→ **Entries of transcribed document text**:
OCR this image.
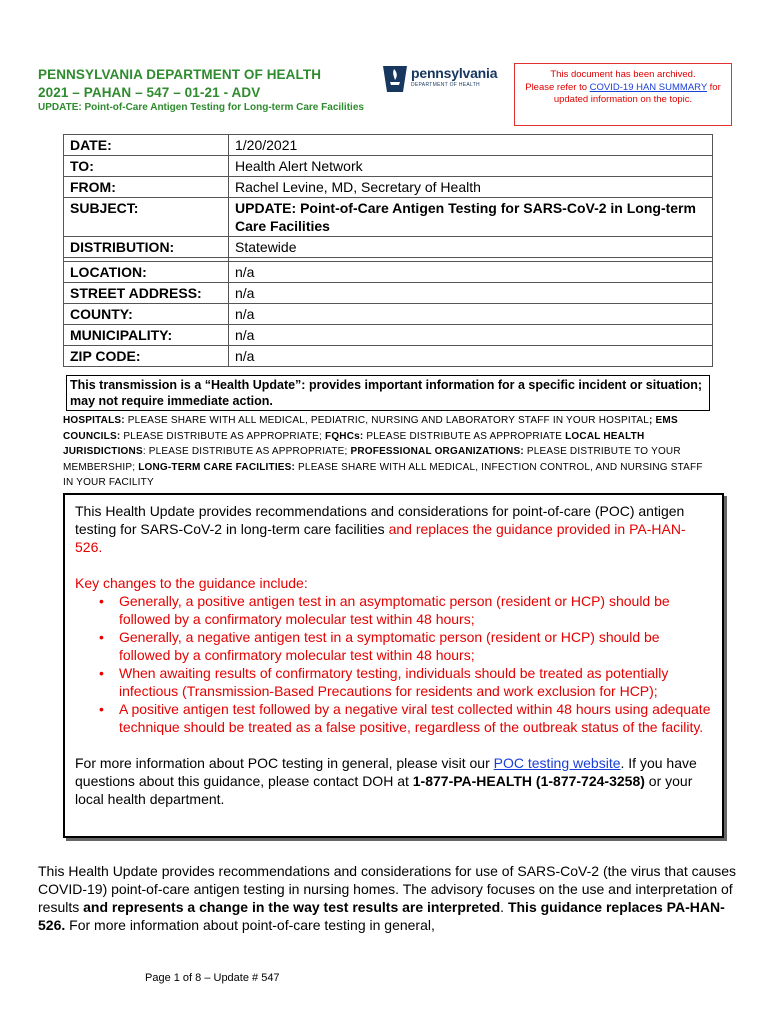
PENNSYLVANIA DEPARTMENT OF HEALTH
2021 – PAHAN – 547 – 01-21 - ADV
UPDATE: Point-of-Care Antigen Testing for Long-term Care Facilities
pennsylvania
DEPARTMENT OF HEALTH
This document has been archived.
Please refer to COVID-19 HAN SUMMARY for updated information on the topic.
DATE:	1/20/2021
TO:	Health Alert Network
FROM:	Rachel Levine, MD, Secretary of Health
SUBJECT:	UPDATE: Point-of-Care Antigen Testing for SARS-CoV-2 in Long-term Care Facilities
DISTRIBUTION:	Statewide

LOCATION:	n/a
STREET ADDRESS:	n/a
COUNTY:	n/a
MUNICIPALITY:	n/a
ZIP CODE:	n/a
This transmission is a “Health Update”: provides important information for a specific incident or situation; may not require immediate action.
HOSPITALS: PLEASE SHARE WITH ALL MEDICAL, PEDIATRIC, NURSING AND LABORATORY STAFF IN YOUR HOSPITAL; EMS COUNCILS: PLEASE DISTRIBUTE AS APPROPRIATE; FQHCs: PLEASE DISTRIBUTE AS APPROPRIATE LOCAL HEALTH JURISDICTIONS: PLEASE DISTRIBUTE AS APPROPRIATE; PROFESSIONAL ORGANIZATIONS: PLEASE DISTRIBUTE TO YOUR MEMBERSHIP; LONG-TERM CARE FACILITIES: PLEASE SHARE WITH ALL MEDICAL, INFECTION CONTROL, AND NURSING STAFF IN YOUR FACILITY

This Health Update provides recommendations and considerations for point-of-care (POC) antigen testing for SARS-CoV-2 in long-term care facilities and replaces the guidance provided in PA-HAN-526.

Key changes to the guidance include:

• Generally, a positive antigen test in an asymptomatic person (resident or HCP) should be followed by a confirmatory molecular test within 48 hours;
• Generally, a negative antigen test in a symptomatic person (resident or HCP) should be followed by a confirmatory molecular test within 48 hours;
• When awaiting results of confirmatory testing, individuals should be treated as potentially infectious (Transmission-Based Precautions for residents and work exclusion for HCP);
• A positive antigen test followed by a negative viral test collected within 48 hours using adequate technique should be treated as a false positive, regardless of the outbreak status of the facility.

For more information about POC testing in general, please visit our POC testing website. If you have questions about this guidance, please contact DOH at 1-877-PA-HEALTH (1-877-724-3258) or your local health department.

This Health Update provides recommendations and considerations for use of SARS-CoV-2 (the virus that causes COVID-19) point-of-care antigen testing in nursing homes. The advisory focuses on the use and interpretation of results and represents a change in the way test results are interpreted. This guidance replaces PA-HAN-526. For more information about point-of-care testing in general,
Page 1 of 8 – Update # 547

→ **Required action**: Every line of the data above should be returned exactly, with the pictures removed.

→ **Completed task**:
OCR this image.
PENNSYLVANIA DEPARTMENT OF HEALTH
2021 – PAHAN – 547 – 01-21 - ADV
UPDATE: Point-of-Care Antigen Testing for Long-term Care Facilities
pennsylvania
DEPARTMENT OF HEALTH
This document has been archived.
Please refer to COVID-19 HAN SUMMARY for updated information on the topic.
DATE:	1/20/2021
TO:	Health Alert Network
FROM:	Rachel Levine, MD, Secretary of Health
SUBJECT:	UPDATE: Point-of-Care Antigen Testing for SARS-CoV-2 in Long-term Care Facilities
DISTRIBUTION:	Statewide

LOCATION:	n/a
STREET ADDRESS:	n/a
COUNTY:	n/a
MUNICIPALITY:	n/a
ZIP CODE:	n/a
This transmission is a “Health Update”: provides important information for a specific incident or situation; may not require immediate action.
HOSPITALS: PLEASE SHARE WITH ALL MEDICAL, PEDIATRIC, NURSING AND LABORATORY STAFF IN YOUR HOSPITAL; EMS COUNCILS: PLEASE DISTRIBUTE AS APPROPRIATE; FQHCs: PLEASE DISTRIBUTE AS APPROPRIATE LOCAL HEALTH JURISDICTIONS: PLEASE DISTRIBUTE AS APPROPRIATE; PROFESSIONAL ORGANIZATIONS: PLEASE DISTRIBUTE TO YOUR MEMBERSHIP; LONG-TERM CARE FACILITIES: PLEASE SHARE WITH ALL MEDICAL, INFECTION CONTROL, AND NURSING STAFF IN YOUR FACILITY

This Health Update provides recommendations and considerations for point-of-care (POC) antigen testing for SARS-CoV-2 in long-term care facilities and replaces the guidance provided in PA-HAN-526.

Key changes to the guidance include:

• Generally, a positive antigen test in an asymptomatic person (resident or HCP) should be followed by a confirmatory molecular test within 48 hours;
• Generally, a negative antigen test in a symptomatic person (resident or HCP) should be followed by a confirmatory molecular test within 48 hours;
• When awaiting results of confirmatory testing, individuals should be treated as potentially infectious (Transmission-Based Precautions for residents and work exclusion for HCP);
• A positive antigen test followed by a negative viral test collected within 48 hours using adequate technique should be treated as a false positive, regardless of the outbreak status of the facility.

For more information about POC testing in general, please visit our POC testing website. If you have questions about this guidance, please contact DOH at 1-877-PA-HEALTH (1-877-724-3258) or your local health department.

This Health Update provides recommendations and considerations for use of SARS-CoV-2 (the virus that causes COVID-19) point-of-care antigen testing in nursing homes. The advisory focuses on the use and interpretation of results and represents a change in the way test results are interpreted. This guidance replaces PA-HAN-526. For more information about point-of-care testing in general,
Page 1 of 8 – Update # 547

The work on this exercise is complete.